Your goal: The records below must be copied in full; omit the images.
--
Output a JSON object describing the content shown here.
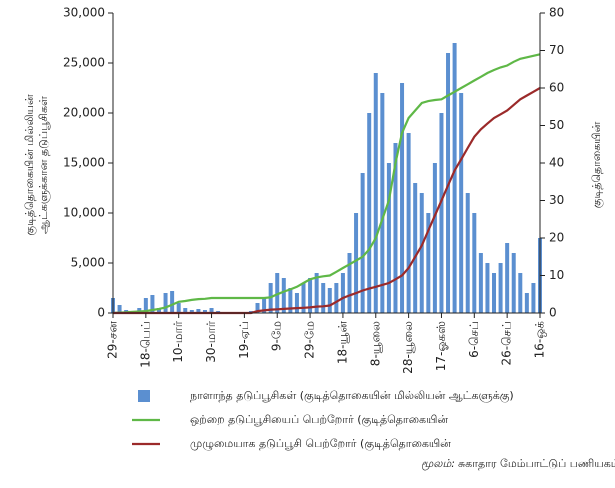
{
  "chart_data": {
    "type": "bar-line",
    "ylabel": [
      "குடித்தொகையின் மில்லியன்",
      "ஆட்களுக்கான தடுப்பூசிகள்"
    ],
    "y2label": "குடித்தொகையின்",
    "categories": [
      "29-சன",
      null,
      null,
      null,
      null,
      "18-பெப்",
      null,
      null,
      null,
      null,
      "10-மார்",
      null,
      null,
      null,
      null,
      "30-மார்",
      null,
      null,
      null,
      null,
      "19-ஏப்",
      null,
      null,
      null,
      null,
      "9-மே",
      null,
      null,
      null,
      null,
      "29-மே",
      null,
      null,
      null,
      null,
      "18-யூன்",
      null,
      null,
      null,
      null,
      "8-யூலை",
      null,
      null,
      null,
      null,
      "28-யூலை",
      null,
      null,
      null,
      null,
      "17-ஓகஸ்",
      null,
      null,
      null,
      null,
      "6-செப்",
      null,
      null,
      null,
      null,
      "26-செப்",
      null,
      null,
      null,
      null,
      "16-ஒக்"
    ],
    "series": [
      {
        "name": "நாளாந்த தடுப்பூசிகள் (குடித்தொகையின் மில்லியன் ஆட்களுக்கு)",
        "color": "#5b8fd0",
        "kind": "bar",
        "values": [
          1500,
          800,
          300,
          200,
          500,
          1500,
          1800,
          500,
          2000,
          2200,
          1000,
          500,
          300,
          400,
          300,
          500,
          200,
          100,
          0,
          0,
          0,
          200,
          1000,
          1500,
          3000,
          4000,
          3500,
          2500,
          2000,
          3000,
          3500,
          4000,
          3000,
          2500,
          3000,
          4000,
          6000,
          10000,
          14000,
          20000,
          24000,
          22000,
          15000,
          17000,
          23000,
          18000,
          13000,
          12000,
          10000,
          15000,
          20000,
          26000,
          27000,
          22000,
          12000,
          10000,
          6000,
          5000,
          4000,
          5000,
          7000,
          6000,
          4000,
          2000,
          3000,
          7500
        ]
      },
      {
        "name": "ஒற்றை தடுப்பூசியைப் பெற்றோர் (குடித்தொகையின்",
        "color": "#5fb847",
        "kind": "line",
        "axis": "y2",
        "values": [
          0,
          0.1,
          0.2,
          0.3,
          0.4,
          0.5,
          0.8,
          1.1,
          1.5,
          2.2,
          3,
          3.2,
          3.5,
          3.7,
          3.8,
          4,
          4,
          4,
          4,
          4,
          4,
          4,
          4,
          4,
          4.2,
          5,
          5.7,
          6.3,
          7,
          8,
          9,
          9.5,
          9.8,
          10,
          11,
          12,
          13,
          14,
          15,
          17,
          20,
          25,
          30,
          40,
          48,
          52,
          54,
          56,
          56.5,
          56.8,
          57,
          58,
          59,
          60,
          61,
          62,
          63,
          64,
          64.8,
          65.5,
          66,
          67,
          67.8,
          68.2,
          68.6,
          69
        ]
      },
      {
        "name": "முழுமையாக தடுப்பூசி பெற்றோர் (குடித்தொகையின்",
        "color": "#9b2a2a",
        "kind": "line",
        "axis": "y2",
        "values": [
          0,
          0,
          0,
          0,
          0,
          0,
          0,
          0,
          0,
          0,
          0,
          0,
          0,
          0,
          0,
          0,
          0,
          0,
          0,
          0,
          0,
          0,
          0.5,
          0.7,
          0.9,
          1,
          1.1,
          1.2,
          1.3,
          1.4,
          1.5,
          1.7,
          1.8,
          2,
          3,
          4,
          4.7,
          5.3,
          6,
          6.5,
          7,
          7.5,
          8,
          9,
          10,
          12,
          15,
          18,
          22,
          26,
          30,
          34,
          38,
          41,
          44,
          47,
          49,
          50.5,
          52,
          53,
          54,
          55.5,
          57,
          58,
          59,
          60
        ]
      }
    ],
    "ylim": [
      0,
      30000
    ],
    "yticks": [
      {
        "value": 0,
        "label": "0"
      },
      {
        "value": 5000,
        "label": "5,000"
      },
      {
        "value": 10000,
        "label": "10,000"
      },
      {
        "value": 15000,
        "label": "15,000"
      },
      {
        "value": 20000,
        "label": "20,000"
      },
      {
        "value": 25000,
        "label": "25,000"
      },
      {
        "value": 30000,
        "label": "30,000"
      }
    ],
    "y2lim": [
      0,
      80
    ],
    "y2ticks": [
      0,
      10,
      20,
      30,
      40,
      50,
      60,
      70,
      80
    ],
    "source": {
      "label": "மூலம்:",
      "text": "சுகாதார மேம்பாட்டுப் பணியகம்"
    }
  }
}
--
Answer to this exercise:
Output a JSON object describing the content shown here.
{
  "chart_data": {
    "type": "bar-line",
    "ylabel": [
      "குடித்தொகையின் மில்லியன்",
      "ஆட்களுக்கான தடுப்பூசிகள்"
    ],
    "y2label": "குடித்தொகையின்",
    "categories": [
      "29-சன",
      null,
      null,
      null,
      null,
      "18-பெப்",
      null,
      null,
      null,
      null,
      "10-மார்",
      null,
      null,
      null,
      null,
      "30-மார்",
      null,
      null,
      null,
      null,
      "19-ஏப்",
      null,
      null,
      null,
      null,
      "9-மே",
      null,
      null,
      null,
      null,
      "29-மே",
      null,
      null,
      null,
      null,
      "18-யூன்",
      null,
      null,
      null,
      null,
      "8-யூலை",
      null,
      null,
      null,
      null,
      "28-யூலை",
      null,
      null,
      null,
      null,
      "17-ஓகஸ்",
      null,
      null,
      null,
      null,
      "6-செப்",
      null,
      null,
      null,
      null,
      "26-செப்",
      null,
      null,
      null,
      null,
      "16-ஒக்"
    ],
    "series": [
      {
        "name": "நாளாந்த தடுப்பூசிகள் (குடித்தொகையின் மில்லியன் ஆட்களுக்கு)",
        "color": "#5b8fd0",
        "kind": "bar",
        "values": [
          1500,
          800,
          300,
          200,
          500,
          1500,
          1800,
          500,
          2000,
          2200,
          1000,
          500,
          300,
          400,
          300,
          500,
          200,
          100,
          0,
          0,
          0,
          200,
          1000,
          1500,
          3000,
          4000,
          3500,
          2500,
          2000,
          3000,
          3500,
          4000,
          3000,
          2500,
          3000,
          4000,
          6000,
          10000,
          14000,
          20000,
          24000,
          22000,
          15000,
          17000,
          23000,
          18000,
          13000,
          12000,
          10000,
          15000,
          20000,
          26000,
          27000,
          22000,
          12000,
          10000,
          6000,
          5000,
          4000,
          5000,
          7000,
          6000,
          4000,
          2000,
          3000,
          7500
        ]
      },
      {
        "name": "ஒற்றை தடுப்பூசியைப் பெற்றோர் (குடித்தொகையின்",
        "color": "#5fb847",
        "kind": "line",
        "axis": "y2",
        "values": [
          0,
          0.1,
          0.2,
          0.3,
          0.4,
          0.5,
          0.8,
          1.1,
          1.5,
          2.2,
          3,
          3.2,
          3.5,
          3.7,
          3.8,
          4,
          4,
          4,
          4,
          4,
          4,
          4,
          4,
          4,
          4.2,
          5,
          5.7,
          6.3,
          7,
          8,
          9,
          9.5,
          9.8,
          10,
          11,
          12,
          13,
          14,
          15,
          17,
          20,
          25,
          30,
          40,
          48,
          52,
          54,
          56,
          56.5,
          56.8,
          57,
          58,
          59,
          60,
          61,
          62,
          63,
          64,
          64.8,
          65.5,
          66,
          67,
          67.8,
          68.2,
          68.6,
          69
        ]
      },
      {
        "name": "முழுமையாக தடுப்பூசி பெற்றோர் (குடித்தொகையின்",
        "color": "#9b2a2a",
        "kind": "line",
        "axis": "y2",
        "values": [
          0,
          0,
          0,
          0,
          0,
          0,
          0,
          0,
          0,
          0,
          0,
          0,
          0,
          0,
          0,
          0,
          0,
          0,
          0,
          0,
          0,
          0,
          0.5,
          0.7,
          0.9,
          1,
          1.1,
          1.2,
          1.3,
          1.4,
          1.5,
          1.7,
          1.8,
          2,
          3,
          4,
          4.7,
          5.3,
          6,
          6.5,
          7,
          7.5,
          8,
          9,
          10,
          12,
          15,
          18,
          22,
          26,
          30,
          34,
          38,
          41,
          44,
          47,
          49,
          50.5,
          52,
          53,
          54,
          55.5,
          57,
          58,
          59,
          60
        ]
      }
    ],
    "ylim": [
      0,
      30000
    ],
    "yticks": [
      {
        "value": 0,
        "label": "0"
      },
      {
        "value": 5000,
        "label": "5,000"
      },
      {
        "value": 10000,
        "label": "10,000"
      },
      {
        "value": 15000,
        "label": "15,000"
      },
      {
        "value": 20000,
        "label": "20,000"
      },
      {
        "value": 25000,
        "label": "25,000"
      },
      {
        "value": 30000,
        "label": "30,000"
      }
    ],
    "y2lim": [
      0,
      80
    ],
    "y2ticks": [
      0,
      10,
      20,
      30,
      40,
      50,
      60,
      70,
      80
    ],
    "source": {
      "label": "மூலம்:",
      "text": "சுகாதார மேம்பாட்டுப் பணியகம்"
    }
  }
}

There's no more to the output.